--- BEGIN Source data ---

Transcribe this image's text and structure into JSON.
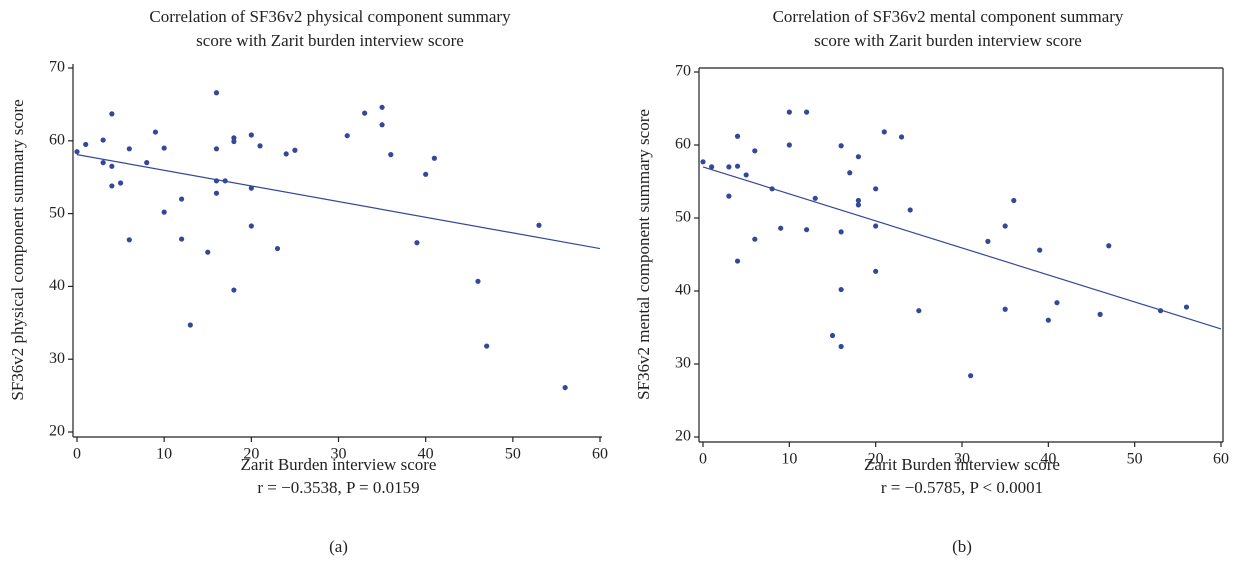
{
  "chart_data": [
    {
      "type": "scatter",
      "title": [
        "Correlation of SF36v2 physical component summary",
        "score with Zarit burden interview score"
      ],
      "xlabel": "Zarit Burden interview score",
      "ylabel": "SF36v2 physical component summary score",
      "stat": "r = −0.3538,  P = 0.0159",
      "caption": "(a)",
      "xlim": [
        0,
        60
      ],
      "ylim": [
        20,
        70
      ],
      "xticks": [
        0,
        10,
        20,
        30,
        40,
        50,
        60
      ],
      "yticks": [
        20,
        30,
        40,
        50,
        60,
        70
      ],
      "frame": false,
      "series": [
        {
          "color": "#34489a",
          "x": [
            0,
            1,
            3,
            3,
            4,
            4,
            4,
            5,
            6,
            6,
            8,
            9,
            10,
            10,
            12,
            12,
            13,
            15,
            16,
            16,
            16,
            16,
            17,
            18,
            18,
            18,
            20,
            20,
            20,
            21,
            23,
            24,
            25,
            31,
            33,
            35,
            35,
            36,
            39,
            40,
            41,
            46,
            47,
            53,
            56
          ],
          "values": [
            58.5,
            59.5,
            60.1,
            57,
            63.7,
            56.5,
            53.8,
            54.2,
            58.9,
            46.4,
            57,
            61.2,
            59,
            50.2,
            52,
            46.5,
            34.7,
            44.7,
            66.6,
            58.9,
            54.5,
            52.8,
            54.5,
            60.4,
            59.9,
            39.5,
            60.8,
            53.5,
            48.3,
            59.3,
            45.2,
            58.2,
            58.7,
            60.7,
            63.8,
            64.6,
            62.2,
            58.1,
            46,
            55.4,
            57.6,
            40.7,
            31.8,
            48.4,
            26.1
          ]
        }
      ],
      "trend": {
        "color": "#34489a",
        "x": [
          0,
          60
        ],
        "values": [
          58.1,
          45.2
        ]
      }
    },
    {
      "type": "scatter",
      "title": [
        "Correlation of SF36v2 mental component summary",
        "score with Zarit burden interview score"
      ],
      "xlabel": "Zarit Burden interview score",
      "ylabel": "SF36v2 mental component summary score",
      "stat": "r = −0.5785,  P < 0.0001",
      "caption": "(b)",
      "xlim": [
        0,
        60
      ],
      "ylim": [
        20,
        70
      ],
      "xticks": [
        0,
        10,
        20,
        30,
        40,
        50,
        60
      ],
      "yticks": [
        20,
        30,
        40,
        50,
        60,
        70
      ],
      "frame": true,
      "series": [
        {
          "color": "#34489a",
          "x": [
            0,
            1,
            3,
            3,
            4,
            4,
            4,
            5,
            6,
            6,
            8,
            9,
            10,
            10,
            12,
            12,
            13,
            15,
            16,
            16,
            16,
            16,
            17,
            18,
            18,
            18,
            20,
            20,
            20,
            21,
            23,
            24,
            25,
            31,
            33,
            35,
            35,
            36,
            39,
            40,
            41,
            46,
            47,
            53,
            56
          ],
          "values": [
            57.7,
            57,
            57,
            53,
            61.2,
            57.1,
            44.1,
            55.9,
            59.2,
            47.1,
            54,
            48.6,
            64.5,
            60,
            64.5,
            48.4,
            52.7,
            33.9,
            59.9,
            48.1,
            40.2,
            32.4,
            56.2,
            58.4,
            52.4,
            51.8,
            54,
            48.9,
            42.7,
            61.8,
            61.1,
            51.1,
            37.3,
            28.4,
            46.8,
            48.9,
            37.5,
            52.4,
            45.6,
            36,
            38.4,
            36.8,
            46.2,
            37.3,
            37.8
          ]
        }
      ],
      "trend": {
        "color": "#34489a",
        "x": [
          0,
          60
        ],
        "values": [
          57,
          34.8
        ]
      }
    }
  ]
}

--- END Source data ---

* [Written instruction]: Copy out each line that contains the word "stat".

* [Answer to this problem]:
      "stat": "r = −0.3538,  P = 0.0159",
      "stat": "r = −0.5785,  P < 0.0001",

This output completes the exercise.